→ **What to produce**: Collect all the lines that mention the word "name".

::::::

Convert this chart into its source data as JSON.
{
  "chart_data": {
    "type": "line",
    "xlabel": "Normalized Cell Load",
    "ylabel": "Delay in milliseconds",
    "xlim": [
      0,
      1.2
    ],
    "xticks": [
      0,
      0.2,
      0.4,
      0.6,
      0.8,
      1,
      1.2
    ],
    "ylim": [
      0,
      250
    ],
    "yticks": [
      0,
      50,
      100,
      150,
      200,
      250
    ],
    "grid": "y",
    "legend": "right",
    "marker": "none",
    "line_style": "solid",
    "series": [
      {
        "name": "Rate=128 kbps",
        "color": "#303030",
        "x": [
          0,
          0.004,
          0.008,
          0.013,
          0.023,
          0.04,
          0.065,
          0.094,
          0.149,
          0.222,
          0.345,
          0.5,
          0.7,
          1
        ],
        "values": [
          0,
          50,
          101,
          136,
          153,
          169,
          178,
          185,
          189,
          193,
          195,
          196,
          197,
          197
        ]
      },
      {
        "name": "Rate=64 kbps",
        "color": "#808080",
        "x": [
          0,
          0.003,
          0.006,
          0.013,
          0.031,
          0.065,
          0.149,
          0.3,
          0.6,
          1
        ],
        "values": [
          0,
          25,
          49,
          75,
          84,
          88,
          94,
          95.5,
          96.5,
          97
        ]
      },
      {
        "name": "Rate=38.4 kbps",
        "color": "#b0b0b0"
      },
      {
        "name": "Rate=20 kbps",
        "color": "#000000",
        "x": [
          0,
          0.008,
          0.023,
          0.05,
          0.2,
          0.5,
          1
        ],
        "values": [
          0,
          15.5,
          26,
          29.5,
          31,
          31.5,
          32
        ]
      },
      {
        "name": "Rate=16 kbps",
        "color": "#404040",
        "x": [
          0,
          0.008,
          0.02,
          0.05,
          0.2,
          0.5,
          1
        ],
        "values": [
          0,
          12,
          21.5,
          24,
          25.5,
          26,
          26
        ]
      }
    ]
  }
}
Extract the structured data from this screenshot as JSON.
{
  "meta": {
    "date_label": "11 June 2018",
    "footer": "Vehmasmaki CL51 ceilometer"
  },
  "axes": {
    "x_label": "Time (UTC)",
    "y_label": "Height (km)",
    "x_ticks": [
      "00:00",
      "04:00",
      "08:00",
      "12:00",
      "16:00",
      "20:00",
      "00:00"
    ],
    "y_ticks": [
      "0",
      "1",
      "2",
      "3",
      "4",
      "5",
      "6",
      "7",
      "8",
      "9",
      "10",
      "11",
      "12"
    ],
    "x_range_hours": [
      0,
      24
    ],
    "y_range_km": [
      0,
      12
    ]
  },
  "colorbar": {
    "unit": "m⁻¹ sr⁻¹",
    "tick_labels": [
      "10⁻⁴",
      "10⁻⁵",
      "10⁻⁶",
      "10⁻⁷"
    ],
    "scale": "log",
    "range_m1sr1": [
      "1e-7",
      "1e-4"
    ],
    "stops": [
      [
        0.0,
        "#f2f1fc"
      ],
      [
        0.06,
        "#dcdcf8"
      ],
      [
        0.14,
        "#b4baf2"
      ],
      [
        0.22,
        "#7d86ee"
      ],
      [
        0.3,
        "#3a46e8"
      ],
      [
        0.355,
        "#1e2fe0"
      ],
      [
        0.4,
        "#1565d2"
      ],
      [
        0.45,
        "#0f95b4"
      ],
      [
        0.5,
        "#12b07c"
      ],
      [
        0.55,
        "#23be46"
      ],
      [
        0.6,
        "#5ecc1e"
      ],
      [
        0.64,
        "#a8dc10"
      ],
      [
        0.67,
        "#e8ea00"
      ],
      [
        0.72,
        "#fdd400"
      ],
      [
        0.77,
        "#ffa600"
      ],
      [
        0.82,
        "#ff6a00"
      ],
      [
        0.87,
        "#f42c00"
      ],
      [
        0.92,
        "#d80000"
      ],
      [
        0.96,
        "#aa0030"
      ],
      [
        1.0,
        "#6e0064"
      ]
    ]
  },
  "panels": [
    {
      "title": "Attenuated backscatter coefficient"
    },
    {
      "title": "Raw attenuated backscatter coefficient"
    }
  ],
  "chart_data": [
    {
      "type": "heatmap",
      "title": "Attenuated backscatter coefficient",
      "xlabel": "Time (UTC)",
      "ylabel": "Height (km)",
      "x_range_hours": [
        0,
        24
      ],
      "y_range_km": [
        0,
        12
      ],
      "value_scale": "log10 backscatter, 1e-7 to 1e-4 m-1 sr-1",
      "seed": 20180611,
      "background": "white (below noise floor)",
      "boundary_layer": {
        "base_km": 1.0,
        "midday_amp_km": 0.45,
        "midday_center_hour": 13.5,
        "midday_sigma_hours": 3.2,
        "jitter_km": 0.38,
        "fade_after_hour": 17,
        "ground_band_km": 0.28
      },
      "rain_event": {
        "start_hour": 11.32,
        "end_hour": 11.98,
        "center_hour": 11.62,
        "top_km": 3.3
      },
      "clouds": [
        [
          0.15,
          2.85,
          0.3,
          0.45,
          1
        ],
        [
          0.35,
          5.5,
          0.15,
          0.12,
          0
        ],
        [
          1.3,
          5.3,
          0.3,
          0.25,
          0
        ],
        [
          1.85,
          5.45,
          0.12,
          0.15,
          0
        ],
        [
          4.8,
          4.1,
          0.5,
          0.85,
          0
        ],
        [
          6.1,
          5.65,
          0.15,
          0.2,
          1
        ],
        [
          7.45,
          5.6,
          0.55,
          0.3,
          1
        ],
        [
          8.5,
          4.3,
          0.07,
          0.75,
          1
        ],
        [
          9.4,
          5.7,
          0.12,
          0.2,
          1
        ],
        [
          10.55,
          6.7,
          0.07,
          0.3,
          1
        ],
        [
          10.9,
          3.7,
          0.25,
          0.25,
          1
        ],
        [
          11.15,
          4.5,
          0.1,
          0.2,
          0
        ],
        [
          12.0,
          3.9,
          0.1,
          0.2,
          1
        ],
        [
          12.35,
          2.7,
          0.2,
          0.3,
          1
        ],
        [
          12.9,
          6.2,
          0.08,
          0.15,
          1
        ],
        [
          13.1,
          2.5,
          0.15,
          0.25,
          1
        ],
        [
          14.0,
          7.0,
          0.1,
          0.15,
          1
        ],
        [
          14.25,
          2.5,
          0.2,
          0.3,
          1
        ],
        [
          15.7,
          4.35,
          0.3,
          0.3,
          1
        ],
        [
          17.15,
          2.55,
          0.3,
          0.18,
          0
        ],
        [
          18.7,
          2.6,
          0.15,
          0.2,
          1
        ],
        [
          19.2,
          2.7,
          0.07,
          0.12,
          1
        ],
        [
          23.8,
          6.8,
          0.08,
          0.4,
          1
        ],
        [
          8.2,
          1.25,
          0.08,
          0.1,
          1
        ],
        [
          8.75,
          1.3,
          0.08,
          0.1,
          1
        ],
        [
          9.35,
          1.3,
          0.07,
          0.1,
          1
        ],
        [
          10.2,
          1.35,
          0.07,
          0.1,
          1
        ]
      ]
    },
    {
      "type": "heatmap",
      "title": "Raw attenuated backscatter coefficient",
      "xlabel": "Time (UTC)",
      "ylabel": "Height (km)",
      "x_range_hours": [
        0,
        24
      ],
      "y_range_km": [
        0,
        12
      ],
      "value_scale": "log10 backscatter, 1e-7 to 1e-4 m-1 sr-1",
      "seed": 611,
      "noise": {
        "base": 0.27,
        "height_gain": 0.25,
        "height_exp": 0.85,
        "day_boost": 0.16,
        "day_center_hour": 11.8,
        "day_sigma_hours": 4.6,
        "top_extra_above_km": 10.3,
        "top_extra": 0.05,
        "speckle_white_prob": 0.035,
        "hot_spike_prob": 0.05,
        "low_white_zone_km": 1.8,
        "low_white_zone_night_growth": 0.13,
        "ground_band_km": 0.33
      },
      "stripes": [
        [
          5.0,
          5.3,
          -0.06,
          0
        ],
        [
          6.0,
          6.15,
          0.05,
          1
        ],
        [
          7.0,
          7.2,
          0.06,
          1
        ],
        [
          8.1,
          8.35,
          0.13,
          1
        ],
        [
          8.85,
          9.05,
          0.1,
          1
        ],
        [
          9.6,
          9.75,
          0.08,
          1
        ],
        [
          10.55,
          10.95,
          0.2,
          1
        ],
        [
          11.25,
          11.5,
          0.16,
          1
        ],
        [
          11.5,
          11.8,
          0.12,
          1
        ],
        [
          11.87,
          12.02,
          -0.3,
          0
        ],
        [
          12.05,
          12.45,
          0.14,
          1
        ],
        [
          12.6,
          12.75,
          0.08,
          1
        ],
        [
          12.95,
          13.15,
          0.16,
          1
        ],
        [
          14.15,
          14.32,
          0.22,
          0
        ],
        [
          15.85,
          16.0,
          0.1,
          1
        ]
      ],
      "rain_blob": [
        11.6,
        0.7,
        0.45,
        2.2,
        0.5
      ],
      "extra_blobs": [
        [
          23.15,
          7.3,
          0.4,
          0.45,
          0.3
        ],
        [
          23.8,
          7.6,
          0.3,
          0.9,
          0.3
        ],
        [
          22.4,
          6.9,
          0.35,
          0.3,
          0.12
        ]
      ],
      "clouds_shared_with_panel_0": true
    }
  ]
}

::::::

→ **Result for this task**:
        "name": "Rate=128 kbps",
        "name": "Rate=64 kbps",
        "name": "Rate=38.4 kbps",
        "name": "Rate=20 kbps",
        "name": "Rate=16 kbps",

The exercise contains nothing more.